▸ Data shown:
----

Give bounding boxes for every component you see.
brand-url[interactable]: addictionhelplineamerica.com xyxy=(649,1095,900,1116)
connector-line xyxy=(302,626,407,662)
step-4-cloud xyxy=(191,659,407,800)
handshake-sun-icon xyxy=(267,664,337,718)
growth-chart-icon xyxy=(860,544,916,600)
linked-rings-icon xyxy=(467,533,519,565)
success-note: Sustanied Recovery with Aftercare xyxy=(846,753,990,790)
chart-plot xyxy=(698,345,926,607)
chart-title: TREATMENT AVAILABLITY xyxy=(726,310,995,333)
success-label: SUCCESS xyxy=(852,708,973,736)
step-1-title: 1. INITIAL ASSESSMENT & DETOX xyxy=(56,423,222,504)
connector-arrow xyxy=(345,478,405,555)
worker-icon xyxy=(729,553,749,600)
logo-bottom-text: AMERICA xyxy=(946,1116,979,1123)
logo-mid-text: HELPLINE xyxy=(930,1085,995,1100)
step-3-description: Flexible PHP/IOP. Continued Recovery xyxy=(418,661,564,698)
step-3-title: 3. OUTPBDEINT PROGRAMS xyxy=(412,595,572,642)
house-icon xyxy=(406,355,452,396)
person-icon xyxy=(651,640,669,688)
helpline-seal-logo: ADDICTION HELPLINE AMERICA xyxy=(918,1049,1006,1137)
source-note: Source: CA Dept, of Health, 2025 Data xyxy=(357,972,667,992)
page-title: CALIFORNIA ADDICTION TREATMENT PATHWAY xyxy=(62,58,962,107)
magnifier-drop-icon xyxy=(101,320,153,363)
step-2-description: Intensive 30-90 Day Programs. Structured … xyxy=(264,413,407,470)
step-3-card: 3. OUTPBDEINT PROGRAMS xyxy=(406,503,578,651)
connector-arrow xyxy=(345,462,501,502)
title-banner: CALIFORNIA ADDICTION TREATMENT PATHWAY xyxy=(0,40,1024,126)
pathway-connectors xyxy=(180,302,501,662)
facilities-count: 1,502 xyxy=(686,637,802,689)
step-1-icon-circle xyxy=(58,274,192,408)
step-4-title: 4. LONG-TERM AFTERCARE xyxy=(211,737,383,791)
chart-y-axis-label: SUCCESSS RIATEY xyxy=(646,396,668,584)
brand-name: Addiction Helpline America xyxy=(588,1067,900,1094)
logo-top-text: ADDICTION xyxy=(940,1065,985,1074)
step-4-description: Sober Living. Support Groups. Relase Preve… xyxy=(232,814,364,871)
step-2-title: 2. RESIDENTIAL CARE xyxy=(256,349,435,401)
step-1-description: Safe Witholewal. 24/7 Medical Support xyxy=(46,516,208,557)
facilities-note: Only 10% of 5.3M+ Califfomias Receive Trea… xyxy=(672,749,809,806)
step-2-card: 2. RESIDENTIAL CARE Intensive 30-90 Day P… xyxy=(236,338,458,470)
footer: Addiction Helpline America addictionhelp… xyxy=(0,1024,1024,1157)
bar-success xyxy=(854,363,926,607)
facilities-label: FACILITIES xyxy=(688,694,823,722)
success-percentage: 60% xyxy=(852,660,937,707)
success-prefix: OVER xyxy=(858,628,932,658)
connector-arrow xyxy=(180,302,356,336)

----

▸ What this task involves: Could you output every line of the entry above as a JSON list of strings, one string per line, with blank lines left out?

▸ Exercise solution:
[
  "Give bounding boxes for every component you see.",
  "brand-url[interactable]: addictionhelplineamerica.com xyxy=(649,1095,900,1116)",
  "connector-line xyxy=(302,626,407,662)",
  "step-4-cloud xyxy=(191,659,407,800)",
  "handshake-sun-icon xyxy=(267,664,337,718)",
  "growth-chart-icon xyxy=(860,544,916,600)",
  "linked-rings-icon xyxy=(467,533,519,565)",
  "success-note: Sustanied Recovery with Aftercare xyxy=(846,753,990,790)",
  "chart-plot xyxy=(698,345,926,607)",
  "chart-title: TREATMENT AVAILABLITY xyxy=(726,310,995,333)",
  "success-label: SUCCESS xyxy=(852,708,973,736)",
  "step-1-title: 1. INITIAL ASSESSMENT & DETOX xyxy=(56,423,222,504)",
  "connector-arrow xyxy=(345,478,405,555)",
  "worker-icon xyxy=(729,553,749,600)",
  "logo-bottom-text: AMERICA xyxy=(946,1116,979,1123)",
  "logo-mid-text: HELPLINE xyxy=(930,1085,995,1100)",
  "step-3-description: Flexible PHP/IOP. Continued Recovery xyxy=(418,661,564,698)",
  "step-3-title: 3. OUTPBDEINT PROGRAMS xyxy=(412,595,572,642)",
  "house-icon xyxy=(406,355,452,396)",
  "person-icon xyxy=(651,640,669,688)",
  "helpline-seal-logo: ADDICTION HELPLINE AMERICA xyxy=(918,1049,1006,1137)",
  "source-note: Source: CA Dept, of Health, 2025 Data xyxy=(357,972,667,992)",
  "page-title: CALIFORNIA ADDICTION TREATMENT PATHWAY xyxy=(62,58,962,107)",
  "magnifier-drop-icon xyxy=(101,320,153,363)",
  "step-2-description: Intensive 30-90 Day Programs. Structured … xyxy=(264,413,407,470)",
  "step-3-card: 3. OUTPBDEINT PROGRAMS xyxy=(406,503,578,651)",
  "connector-arrow xyxy=(345,462,501,502)",
  "title-banner: CALIFORNIA ADDICTION TREATMENT PATHWAY xyxy=(0,40,1024,126)",
  "pathway-connectors xyxy=(180,302,501,662)",
  "facilities-count: 1,502 xyxy=(686,637,802,689)",
  "step-1-icon-circle xyxy=(58,274,192,408)",
  "step-4-title: 4. LONG-TERM AFTERCARE xyxy=(211,737,383,791)",
  "chart-y-axis-label: SUCCESSS RIATEY xyxy=(646,396,668,584)",
  "brand-name: Addiction Helpline America xyxy=(588,1067,900,1094)",
  "logo-top-text: ADDICTION xyxy=(940,1065,985,1074)",
  "step-4-description: Sober Living. Support Groups. Relase Preve… xyxy=(232,814,364,871)",
  "step-2-title: 2. RESIDENTIAL CARE xyxy=(256,349,435,401)",
  "step-1-description: Safe Witholewal. 24/7 Medical Support xyxy=(46,516,208,557)",
  "facilities-note: Only 10% of 5.3M+ Califfomias Receive Trea… xyxy=(672,749,809,806)",
  "step-2-card: 2. RESIDENTIAL CARE Intensive 30-90 Day P… xyxy=(236,338,458,470)",
  "footer: Addiction Helpline America addictionhelp… xyxy=(0,1024,1024,1157)",
  "bar-success xyxy=(854,363,926,607)",
  "facilities-label: FACILITIES xyxy=(688,694,823,722)",
  "success-percentage: 60% xyxy=(852,660,937,707)",
  "success-prefix: OVER xyxy=(858,628,932,658)",
  "connector-arrow xyxy=(180,302,356,336)"
]